Would it be possible to write out each entry below exactly, without the pictures?
__________
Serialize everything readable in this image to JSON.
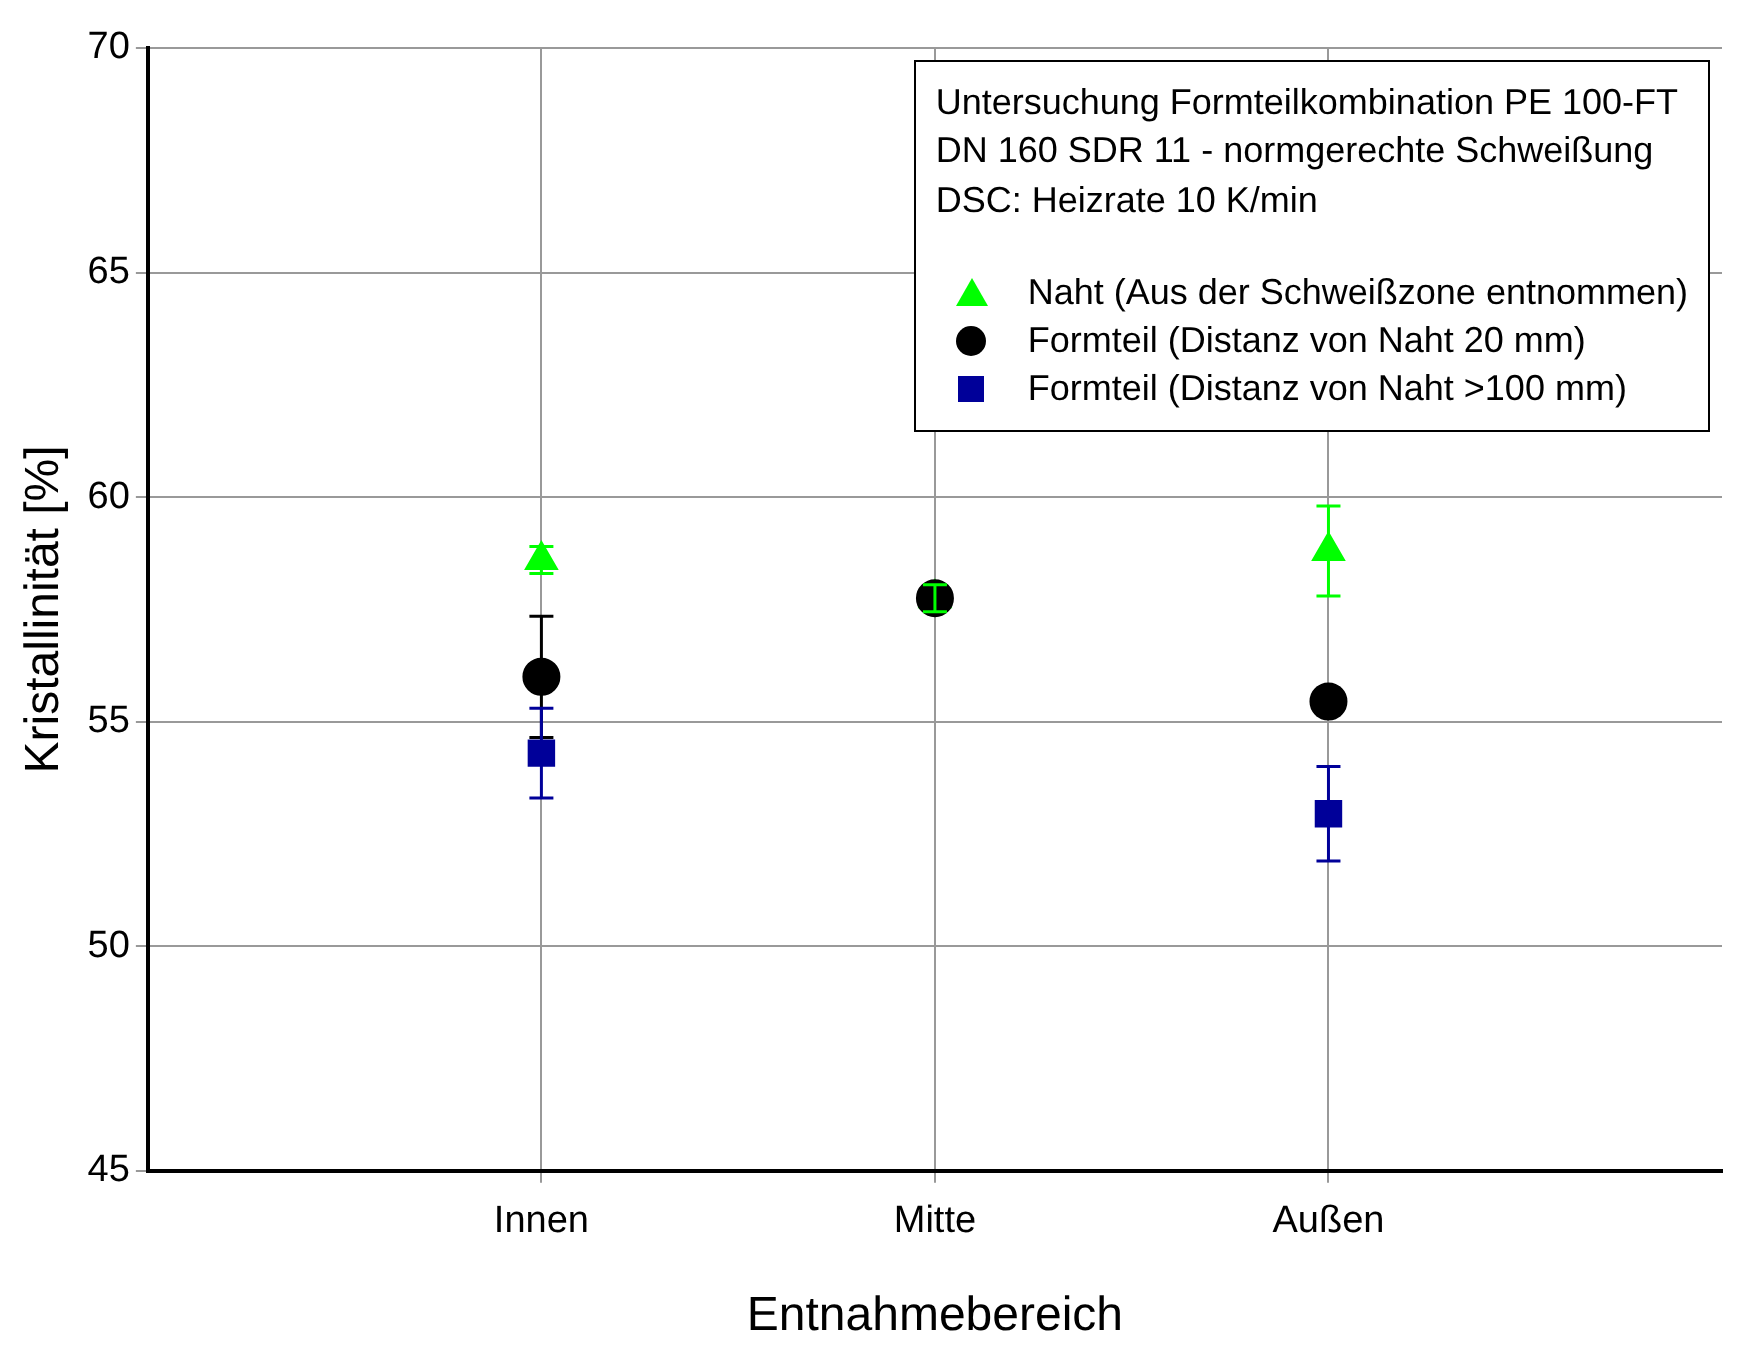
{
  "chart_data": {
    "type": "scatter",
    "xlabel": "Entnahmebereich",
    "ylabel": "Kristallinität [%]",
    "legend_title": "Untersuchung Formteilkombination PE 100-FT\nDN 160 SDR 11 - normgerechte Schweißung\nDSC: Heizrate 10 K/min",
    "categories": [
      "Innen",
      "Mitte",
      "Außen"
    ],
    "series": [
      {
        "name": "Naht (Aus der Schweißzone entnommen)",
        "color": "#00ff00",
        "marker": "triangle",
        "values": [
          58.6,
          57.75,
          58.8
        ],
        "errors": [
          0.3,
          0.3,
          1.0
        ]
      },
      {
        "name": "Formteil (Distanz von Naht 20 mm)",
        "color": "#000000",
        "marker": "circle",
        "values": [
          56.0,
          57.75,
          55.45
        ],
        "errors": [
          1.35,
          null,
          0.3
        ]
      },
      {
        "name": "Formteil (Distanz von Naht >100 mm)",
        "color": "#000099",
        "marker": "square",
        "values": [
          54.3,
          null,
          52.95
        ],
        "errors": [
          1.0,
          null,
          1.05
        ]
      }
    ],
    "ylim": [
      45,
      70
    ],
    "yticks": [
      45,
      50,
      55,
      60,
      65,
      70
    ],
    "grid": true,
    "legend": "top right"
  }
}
__________
Expected answer
Serialize everything readable in this image to JSON.
{
  "chart_data": {
    "type": "scatter",
    "xlabel": "Entnahmebereich",
    "ylabel": "Kristallinität [%]",
    "legend_title": "Untersuchung Formteilkombination PE 100-FT\nDN 160 SDR 11 - normgerechte Schweißung\nDSC: Heizrate 10 K/min",
    "categories": [
      "Innen",
      "Mitte",
      "Außen"
    ],
    "series": [
      {
        "name": "Naht (Aus der Schweißzone entnommen)",
        "color": "#00ff00",
        "marker": "triangle",
        "values": [
          58.6,
          57.75,
          58.8
        ],
        "errors": [
          0.3,
          0.3,
          1.0
        ]
      },
      {
        "name": "Formteil (Distanz von Naht 20 mm)",
        "color": "#000000",
        "marker": "circle",
        "values": [
          56.0,
          57.75,
          55.45
        ],
        "errors": [
          1.35,
          null,
          0.3
        ]
      },
      {
        "name": "Formteil (Distanz von Naht >100 mm)",
        "color": "#000099",
        "marker": "square",
        "values": [
          54.3,
          null,
          52.95
        ],
        "errors": [
          1.0,
          null,
          1.05
        ]
      }
    ],
    "ylim": [
      45,
      70
    ],
    "yticks": [
      45,
      50,
      55,
      60,
      65,
      70
    ],
    "grid": true,
    "legend": "top right"
  }
}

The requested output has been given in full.